The records that follow should be retyped word for word.

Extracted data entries
^^^^^^^^

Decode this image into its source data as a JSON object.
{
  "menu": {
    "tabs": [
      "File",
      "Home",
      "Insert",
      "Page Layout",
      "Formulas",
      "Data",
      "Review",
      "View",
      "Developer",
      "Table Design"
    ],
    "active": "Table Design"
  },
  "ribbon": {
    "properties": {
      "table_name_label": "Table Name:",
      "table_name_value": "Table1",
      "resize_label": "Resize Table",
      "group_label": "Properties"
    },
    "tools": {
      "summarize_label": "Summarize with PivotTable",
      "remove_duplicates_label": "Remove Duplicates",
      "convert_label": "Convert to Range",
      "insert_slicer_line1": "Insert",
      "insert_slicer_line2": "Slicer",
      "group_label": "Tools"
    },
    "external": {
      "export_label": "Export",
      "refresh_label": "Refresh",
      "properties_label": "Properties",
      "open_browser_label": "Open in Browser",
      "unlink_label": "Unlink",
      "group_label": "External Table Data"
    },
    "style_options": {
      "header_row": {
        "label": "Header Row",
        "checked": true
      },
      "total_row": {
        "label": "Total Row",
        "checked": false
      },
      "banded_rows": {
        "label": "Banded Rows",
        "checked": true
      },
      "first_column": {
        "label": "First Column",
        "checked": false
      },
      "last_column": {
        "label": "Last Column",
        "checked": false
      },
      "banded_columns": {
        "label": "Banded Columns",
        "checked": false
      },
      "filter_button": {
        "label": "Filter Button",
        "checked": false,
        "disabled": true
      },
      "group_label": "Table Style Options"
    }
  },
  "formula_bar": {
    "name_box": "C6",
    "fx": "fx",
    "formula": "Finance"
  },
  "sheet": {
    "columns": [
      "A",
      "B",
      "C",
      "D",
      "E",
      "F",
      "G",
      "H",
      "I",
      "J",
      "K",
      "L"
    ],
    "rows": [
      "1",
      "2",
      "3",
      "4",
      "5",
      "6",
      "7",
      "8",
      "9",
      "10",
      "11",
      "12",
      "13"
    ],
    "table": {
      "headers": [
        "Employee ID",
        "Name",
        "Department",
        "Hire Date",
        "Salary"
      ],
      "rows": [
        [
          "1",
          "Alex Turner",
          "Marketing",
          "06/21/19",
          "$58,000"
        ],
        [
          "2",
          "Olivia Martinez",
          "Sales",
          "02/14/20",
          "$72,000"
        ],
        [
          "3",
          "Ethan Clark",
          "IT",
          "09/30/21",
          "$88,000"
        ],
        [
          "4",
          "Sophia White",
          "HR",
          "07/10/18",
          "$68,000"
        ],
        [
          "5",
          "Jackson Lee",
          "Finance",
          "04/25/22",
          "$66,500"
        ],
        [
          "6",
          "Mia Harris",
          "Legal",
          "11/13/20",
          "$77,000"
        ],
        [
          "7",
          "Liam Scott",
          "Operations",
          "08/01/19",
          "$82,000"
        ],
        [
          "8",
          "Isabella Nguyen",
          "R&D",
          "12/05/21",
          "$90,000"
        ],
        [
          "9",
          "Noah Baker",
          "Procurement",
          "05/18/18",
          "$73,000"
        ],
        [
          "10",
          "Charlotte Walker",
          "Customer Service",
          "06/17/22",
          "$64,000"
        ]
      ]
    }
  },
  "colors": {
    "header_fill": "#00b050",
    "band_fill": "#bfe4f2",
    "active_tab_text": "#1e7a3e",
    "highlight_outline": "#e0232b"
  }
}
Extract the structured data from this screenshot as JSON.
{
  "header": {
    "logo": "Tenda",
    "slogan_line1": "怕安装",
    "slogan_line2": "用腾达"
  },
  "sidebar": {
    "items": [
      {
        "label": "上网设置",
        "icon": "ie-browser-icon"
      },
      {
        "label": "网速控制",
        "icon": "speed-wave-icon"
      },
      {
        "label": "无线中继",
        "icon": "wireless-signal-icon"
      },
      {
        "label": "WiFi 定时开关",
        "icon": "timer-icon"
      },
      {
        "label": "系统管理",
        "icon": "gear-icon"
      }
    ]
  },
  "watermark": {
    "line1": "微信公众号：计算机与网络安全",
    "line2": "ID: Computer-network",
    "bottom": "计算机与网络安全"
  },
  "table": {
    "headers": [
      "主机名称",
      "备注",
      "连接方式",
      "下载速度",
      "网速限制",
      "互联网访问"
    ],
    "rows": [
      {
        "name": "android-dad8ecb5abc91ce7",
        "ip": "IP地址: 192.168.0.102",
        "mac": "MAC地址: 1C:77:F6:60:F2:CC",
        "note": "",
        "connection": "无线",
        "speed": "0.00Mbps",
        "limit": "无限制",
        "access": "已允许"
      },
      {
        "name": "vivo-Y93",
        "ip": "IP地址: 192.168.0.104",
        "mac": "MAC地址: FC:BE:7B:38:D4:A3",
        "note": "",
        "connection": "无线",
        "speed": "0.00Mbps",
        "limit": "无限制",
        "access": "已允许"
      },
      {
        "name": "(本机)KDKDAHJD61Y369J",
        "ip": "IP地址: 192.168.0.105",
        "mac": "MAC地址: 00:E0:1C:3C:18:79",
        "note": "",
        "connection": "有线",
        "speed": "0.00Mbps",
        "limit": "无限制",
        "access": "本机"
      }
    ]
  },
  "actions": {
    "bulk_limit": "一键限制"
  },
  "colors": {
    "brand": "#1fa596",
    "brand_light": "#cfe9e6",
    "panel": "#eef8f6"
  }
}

^^^^^^^^

__The output__:
Decode this image into its source data as a JSON object.
{
  "menu": {
    "tabs": [
      "File",
      "Home",
      "Insert",
      "Page Layout",
      "Formulas",
      "Data",
      "Review",
      "View",
      "Developer",
      "Table Design"
    ],
    "active": "Table Design"
  },
  "ribbon": {
    "properties": {
      "table_name_label": "Table Name:",
      "table_name_value": "Table1",
      "resize_label": "Resize Table",
      "group_label": "Properties"
    },
    "tools": {
      "summarize_label": "Summarize with PivotTable",
      "remove_duplicates_label": "Remove Duplicates",
      "convert_label": "Convert to Range",
      "insert_slicer_line1": "Insert",
      "insert_slicer_line2": "Slicer",
      "group_label": "Tools"
    },
    "external": {
      "export_label": "Export",
      "refresh_label": "Refresh",
      "properties_label": "Properties",
      "open_browser_label": "Open in Browser",
      "unlink_label": "Unlink",
      "group_label": "External Table Data"
    },
    "style_options": {
      "header_row": {
        "label": "Header Row",
        "checked": true
      },
      "total_row": {
        "label": "Total Row",
        "checked": false
      },
      "banded_rows": {
        "label": "Banded Rows",
        "checked": true
      },
      "first_column": {
        "label": "First Column",
        "checked": false
      },
      "last_column": {
        "label": "Last Column",
        "checked": false
      },
      "banded_columns": {
        "label": "Banded Columns",
        "checked": false
      },
      "filter_button": {
        "label": "Filter Button",
        "checked": false,
        "disabled": true
      },
      "group_label": "Table Style Options"
    }
  },
  "formula_bar": {
    "name_box": "C6",
    "fx": "fx",
    "formula": "Finance"
  },
  "sheet": {
    "columns": [
      "A",
      "B",
      "C",
      "D",
      "E",
      "F",
      "G",
      "H",
      "I",
      "J",
      "K",
      "L"
    ],
    "rows": [
      "1",
      "2",
      "3",
      "4",
      "5",
      "6",
      "7",
      "8",
      "9",
      "10",
      "11",
      "12",
      "13"
    ],
    "table": {
      "headers": [
        "Employee ID",
        "Name",
        "Department",
        "Hire Date",
        "Salary"
      ],
      "rows": [
        [
          "1",
          "Alex Turner",
          "Marketing",
          "06/21/19",
          "$58,000"
        ],
        [
          "2",
          "Olivia Martinez",
          "Sales",
          "02/14/20",
          "$72,000"
        ],
        [
          "3",
          "Ethan Clark",
          "IT",
          "09/30/21",
          "$88,000"
        ],
        [
          "4",
          "Sophia White",
          "HR",
          "07/10/18",
          "$68,000"
        ],
        [
          "5",
          "Jackson Lee",
          "Finance",
          "04/25/22",
          "$66,500"
        ],
        [
          "6",
          "Mia Harris",
          "Legal",
          "11/13/20",
          "$77,000"
        ],
        [
          "7",
          "Liam Scott",
          "Operations",
          "08/01/19",
          "$82,000"
        ],
        [
          "8",
          "Isabella Nguyen",
          "R&D",
          "12/05/21",
          "$90,000"
        ],
        [
          "9",
          "Noah Baker",
          "Procurement",
          "05/18/18",
          "$73,000"
        ],
        [
          "10",
          "Charlotte Walker",
          "Customer Service",
          "06/17/22",
          "$64,000"
        ]
      ]
    }
  },
  "colors": {
    "header_fill": "#00b050",
    "band_fill": "#bfe4f2",
    "active_tab_text": "#1e7a3e",
    "highlight_outline": "#e0232b"
  }
}
Extract the structured data from this screenshot as JSON.
{
  "header": {
    "logo": "Tenda",
    "slogan_line1": "怕安装",
    "slogan_line2": "用腾达"
  },
  "sidebar": {
    "items": [
      {
        "label": "上网设置",
        "icon": "ie-browser-icon"
      },
      {
        "label": "网速控制",
        "icon": "speed-wave-icon"
      },
      {
        "label": "无线中继",
        "icon": "wireless-signal-icon"
      },
      {
        "label": "WiFi 定时开关",
        "icon": "timer-icon"
      },
      {
        "label": "系统管理",
        "icon": "gear-icon"
      }
    ]
  },
  "watermark": {
    "line1": "微信公众号：计算机与网络安全",
    "line2": "ID: Computer-network",
    "bottom": "计算机与网络安全"
  },
  "table": {
    "headers": [
      "主机名称",
      "备注",
      "连接方式",
      "下载速度",
      "网速限制",
      "互联网访问"
    ],
    "rows": [
      {
        "name": "android-dad8ecb5abc91ce7",
        "ip": "IP地址: 192.168.0.102",
        "mac": "MAC地址: 1C:77:F6:60:F2:CC",
        "note": "",
        "connection": "无线",
        "speed": "0.00Mbps",
        "limit": "无限制",
        "access": "已允许"
      },
      {
        "name": "vivo-Y93",
        "ip": "IP地址: 192.168.0.104",
        "mac": "MAC地址: FC:BE:7B:38:D4:A3",
        "note": "",
        "connection": "无线",
        "speed": "0.00Mbps",
        "limit": "无限制",
        "access": "已允许"
      },
      {
        "name": "(本机)KDKDAHJD61Y369J",
        "ip": "IP地址: 192.168.0.105",
        "mac": "MAC地址: 00:E0:1C:3C:18:79",
        "note": "",
        "connection": "有线",
        "speed": "0.00Mbps",
        "limit": "无限制",
        "access": "本机"
      }
    ]
  },
  "actions": {
    "bulk_limit": "一键限制"
  },
  "colors": {
    "brand": "#1fa596",
    "brand_light": "#cfe9e6",
    "panel": "#eef8f6"
  }
}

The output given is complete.